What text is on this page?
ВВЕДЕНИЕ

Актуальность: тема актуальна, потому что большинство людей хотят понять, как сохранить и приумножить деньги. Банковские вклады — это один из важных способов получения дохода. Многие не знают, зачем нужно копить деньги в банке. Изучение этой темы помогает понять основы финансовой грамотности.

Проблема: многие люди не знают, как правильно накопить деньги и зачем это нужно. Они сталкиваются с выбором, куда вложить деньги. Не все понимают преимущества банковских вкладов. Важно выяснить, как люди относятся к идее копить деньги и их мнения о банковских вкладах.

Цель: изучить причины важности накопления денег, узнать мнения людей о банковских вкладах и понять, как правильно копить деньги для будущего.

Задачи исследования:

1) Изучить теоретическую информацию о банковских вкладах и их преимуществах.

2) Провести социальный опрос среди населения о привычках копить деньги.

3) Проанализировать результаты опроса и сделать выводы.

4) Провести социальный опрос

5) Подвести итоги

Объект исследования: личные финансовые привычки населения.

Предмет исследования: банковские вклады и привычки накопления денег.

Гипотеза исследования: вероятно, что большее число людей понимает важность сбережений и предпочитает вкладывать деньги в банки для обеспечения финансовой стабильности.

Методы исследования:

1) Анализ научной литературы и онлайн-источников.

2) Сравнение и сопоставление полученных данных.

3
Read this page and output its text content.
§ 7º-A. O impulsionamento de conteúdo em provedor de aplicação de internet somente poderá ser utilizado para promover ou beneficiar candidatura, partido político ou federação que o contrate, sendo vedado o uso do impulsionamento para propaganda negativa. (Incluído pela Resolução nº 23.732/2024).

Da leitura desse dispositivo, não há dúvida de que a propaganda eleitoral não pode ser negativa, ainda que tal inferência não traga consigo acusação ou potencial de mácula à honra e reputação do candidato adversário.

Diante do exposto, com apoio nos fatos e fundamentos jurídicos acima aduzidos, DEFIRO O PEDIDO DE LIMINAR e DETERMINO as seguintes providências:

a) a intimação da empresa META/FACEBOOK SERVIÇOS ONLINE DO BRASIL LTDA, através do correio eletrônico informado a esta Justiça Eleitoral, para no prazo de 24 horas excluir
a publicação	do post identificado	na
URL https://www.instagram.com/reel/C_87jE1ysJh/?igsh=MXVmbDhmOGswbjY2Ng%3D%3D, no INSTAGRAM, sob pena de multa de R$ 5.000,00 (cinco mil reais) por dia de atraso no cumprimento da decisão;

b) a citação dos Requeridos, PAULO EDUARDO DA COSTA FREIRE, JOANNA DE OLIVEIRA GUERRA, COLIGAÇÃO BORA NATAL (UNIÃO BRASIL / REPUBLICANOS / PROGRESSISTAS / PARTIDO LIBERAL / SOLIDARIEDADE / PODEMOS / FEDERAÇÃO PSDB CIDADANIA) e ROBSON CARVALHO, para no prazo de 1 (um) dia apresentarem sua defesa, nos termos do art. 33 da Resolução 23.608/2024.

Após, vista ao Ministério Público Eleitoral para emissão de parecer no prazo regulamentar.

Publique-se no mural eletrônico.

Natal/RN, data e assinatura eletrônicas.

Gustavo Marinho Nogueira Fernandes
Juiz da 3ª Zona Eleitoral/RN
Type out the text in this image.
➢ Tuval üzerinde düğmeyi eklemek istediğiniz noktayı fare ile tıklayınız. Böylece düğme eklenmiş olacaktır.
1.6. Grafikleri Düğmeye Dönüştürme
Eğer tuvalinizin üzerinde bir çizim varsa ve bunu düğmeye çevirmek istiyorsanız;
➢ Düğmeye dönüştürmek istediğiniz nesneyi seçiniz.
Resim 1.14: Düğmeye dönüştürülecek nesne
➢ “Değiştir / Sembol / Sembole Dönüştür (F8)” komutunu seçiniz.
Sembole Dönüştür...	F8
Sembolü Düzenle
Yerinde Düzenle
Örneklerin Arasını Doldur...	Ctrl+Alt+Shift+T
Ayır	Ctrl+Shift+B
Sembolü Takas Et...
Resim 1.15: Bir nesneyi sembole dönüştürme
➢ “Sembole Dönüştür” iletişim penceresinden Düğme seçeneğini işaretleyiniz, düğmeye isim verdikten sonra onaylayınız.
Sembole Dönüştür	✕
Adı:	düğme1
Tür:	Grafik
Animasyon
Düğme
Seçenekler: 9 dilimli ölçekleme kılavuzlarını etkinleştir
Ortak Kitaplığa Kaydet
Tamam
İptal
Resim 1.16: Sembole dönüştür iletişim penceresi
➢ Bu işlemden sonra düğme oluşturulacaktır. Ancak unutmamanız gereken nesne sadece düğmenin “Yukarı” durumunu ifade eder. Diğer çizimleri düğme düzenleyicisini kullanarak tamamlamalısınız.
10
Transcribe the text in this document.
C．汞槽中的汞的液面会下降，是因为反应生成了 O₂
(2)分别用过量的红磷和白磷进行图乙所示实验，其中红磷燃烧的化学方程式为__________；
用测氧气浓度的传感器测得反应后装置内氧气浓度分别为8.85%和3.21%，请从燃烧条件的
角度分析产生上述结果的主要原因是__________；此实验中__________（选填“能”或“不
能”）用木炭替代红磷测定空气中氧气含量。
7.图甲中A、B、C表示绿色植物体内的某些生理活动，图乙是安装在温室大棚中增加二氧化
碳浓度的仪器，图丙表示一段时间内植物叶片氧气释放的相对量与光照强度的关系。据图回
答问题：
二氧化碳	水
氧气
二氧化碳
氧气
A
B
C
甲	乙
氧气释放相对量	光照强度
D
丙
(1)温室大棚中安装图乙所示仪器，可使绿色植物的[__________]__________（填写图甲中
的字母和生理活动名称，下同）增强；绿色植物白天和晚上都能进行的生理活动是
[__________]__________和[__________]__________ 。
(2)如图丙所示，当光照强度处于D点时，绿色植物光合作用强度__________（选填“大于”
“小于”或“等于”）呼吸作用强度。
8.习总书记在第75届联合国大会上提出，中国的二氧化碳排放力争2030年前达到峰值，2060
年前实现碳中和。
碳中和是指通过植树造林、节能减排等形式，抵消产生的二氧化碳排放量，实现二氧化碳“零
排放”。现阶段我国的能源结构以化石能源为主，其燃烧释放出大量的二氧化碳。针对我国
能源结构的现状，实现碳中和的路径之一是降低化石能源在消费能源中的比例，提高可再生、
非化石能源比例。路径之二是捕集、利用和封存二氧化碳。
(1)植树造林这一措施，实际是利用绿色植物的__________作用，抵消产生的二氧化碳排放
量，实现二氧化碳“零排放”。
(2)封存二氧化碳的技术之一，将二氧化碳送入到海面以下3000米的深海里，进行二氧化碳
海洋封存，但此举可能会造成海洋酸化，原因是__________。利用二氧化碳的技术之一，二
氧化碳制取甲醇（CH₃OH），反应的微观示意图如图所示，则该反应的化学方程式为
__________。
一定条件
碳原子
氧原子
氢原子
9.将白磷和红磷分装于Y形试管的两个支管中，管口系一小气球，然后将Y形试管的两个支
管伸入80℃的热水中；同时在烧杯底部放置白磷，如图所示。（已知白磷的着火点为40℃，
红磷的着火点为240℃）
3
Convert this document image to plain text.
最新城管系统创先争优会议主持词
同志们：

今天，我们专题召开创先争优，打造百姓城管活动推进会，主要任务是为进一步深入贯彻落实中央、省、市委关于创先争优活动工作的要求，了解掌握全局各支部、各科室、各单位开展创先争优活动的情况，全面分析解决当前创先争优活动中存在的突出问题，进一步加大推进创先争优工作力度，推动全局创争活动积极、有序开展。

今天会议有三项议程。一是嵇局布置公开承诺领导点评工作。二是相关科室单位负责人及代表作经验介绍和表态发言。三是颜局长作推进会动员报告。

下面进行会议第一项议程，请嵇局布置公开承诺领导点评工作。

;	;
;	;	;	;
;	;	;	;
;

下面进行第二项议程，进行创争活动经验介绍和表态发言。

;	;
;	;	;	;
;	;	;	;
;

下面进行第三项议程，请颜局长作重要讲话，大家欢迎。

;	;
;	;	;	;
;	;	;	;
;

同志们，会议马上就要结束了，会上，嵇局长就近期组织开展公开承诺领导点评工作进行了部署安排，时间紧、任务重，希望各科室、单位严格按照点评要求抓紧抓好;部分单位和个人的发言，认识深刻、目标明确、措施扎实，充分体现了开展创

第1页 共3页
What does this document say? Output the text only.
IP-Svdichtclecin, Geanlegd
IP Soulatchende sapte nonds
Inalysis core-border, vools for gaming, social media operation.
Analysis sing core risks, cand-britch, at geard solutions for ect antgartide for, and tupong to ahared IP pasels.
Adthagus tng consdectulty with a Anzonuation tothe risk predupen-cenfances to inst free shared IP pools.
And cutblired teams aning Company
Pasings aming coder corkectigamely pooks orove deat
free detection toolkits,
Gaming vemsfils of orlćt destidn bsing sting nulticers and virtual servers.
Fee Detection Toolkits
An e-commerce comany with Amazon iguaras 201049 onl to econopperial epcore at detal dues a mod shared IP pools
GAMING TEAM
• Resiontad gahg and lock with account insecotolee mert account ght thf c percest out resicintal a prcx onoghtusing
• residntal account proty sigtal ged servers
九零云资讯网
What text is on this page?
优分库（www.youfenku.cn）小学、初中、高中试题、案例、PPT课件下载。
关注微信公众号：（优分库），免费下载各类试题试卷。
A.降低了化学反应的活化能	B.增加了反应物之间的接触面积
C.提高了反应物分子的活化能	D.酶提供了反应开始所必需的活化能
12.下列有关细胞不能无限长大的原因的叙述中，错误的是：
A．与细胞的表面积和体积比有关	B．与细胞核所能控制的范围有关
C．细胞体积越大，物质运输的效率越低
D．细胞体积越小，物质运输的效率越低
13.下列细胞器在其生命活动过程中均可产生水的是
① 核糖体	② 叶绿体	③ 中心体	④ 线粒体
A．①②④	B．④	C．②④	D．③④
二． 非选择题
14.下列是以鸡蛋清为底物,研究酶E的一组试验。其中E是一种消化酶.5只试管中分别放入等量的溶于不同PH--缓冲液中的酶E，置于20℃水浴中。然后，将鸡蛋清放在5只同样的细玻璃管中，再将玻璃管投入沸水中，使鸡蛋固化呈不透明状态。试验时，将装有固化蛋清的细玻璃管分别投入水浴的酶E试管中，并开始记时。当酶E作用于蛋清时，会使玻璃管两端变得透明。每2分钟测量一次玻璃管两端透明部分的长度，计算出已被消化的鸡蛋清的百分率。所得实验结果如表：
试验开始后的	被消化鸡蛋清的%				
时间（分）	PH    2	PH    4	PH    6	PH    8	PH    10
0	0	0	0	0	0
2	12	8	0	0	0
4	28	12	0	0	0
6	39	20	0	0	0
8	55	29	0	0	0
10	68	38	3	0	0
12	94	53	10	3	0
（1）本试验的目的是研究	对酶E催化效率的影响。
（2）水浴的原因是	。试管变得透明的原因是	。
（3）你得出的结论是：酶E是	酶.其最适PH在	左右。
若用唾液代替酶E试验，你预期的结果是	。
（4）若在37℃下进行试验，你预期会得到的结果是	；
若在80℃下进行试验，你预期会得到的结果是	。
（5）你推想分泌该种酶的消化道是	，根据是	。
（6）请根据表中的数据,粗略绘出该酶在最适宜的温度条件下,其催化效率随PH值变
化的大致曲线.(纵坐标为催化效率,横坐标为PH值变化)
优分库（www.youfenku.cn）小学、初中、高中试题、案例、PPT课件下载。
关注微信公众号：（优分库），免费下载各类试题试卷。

# Task requirements
Among the records above, find each line holding the string "istediğiniz" and pull it out.

# Response to the exercise
➢ Tuval üzerinde düğmeyi eklemek istediğiniz noktayı fare ile tıklayınız. Böylece düğme eklenmiş olacaktır.
➢ Düğmeye dönüştürmek istediğiniz nesneyi seçiniz.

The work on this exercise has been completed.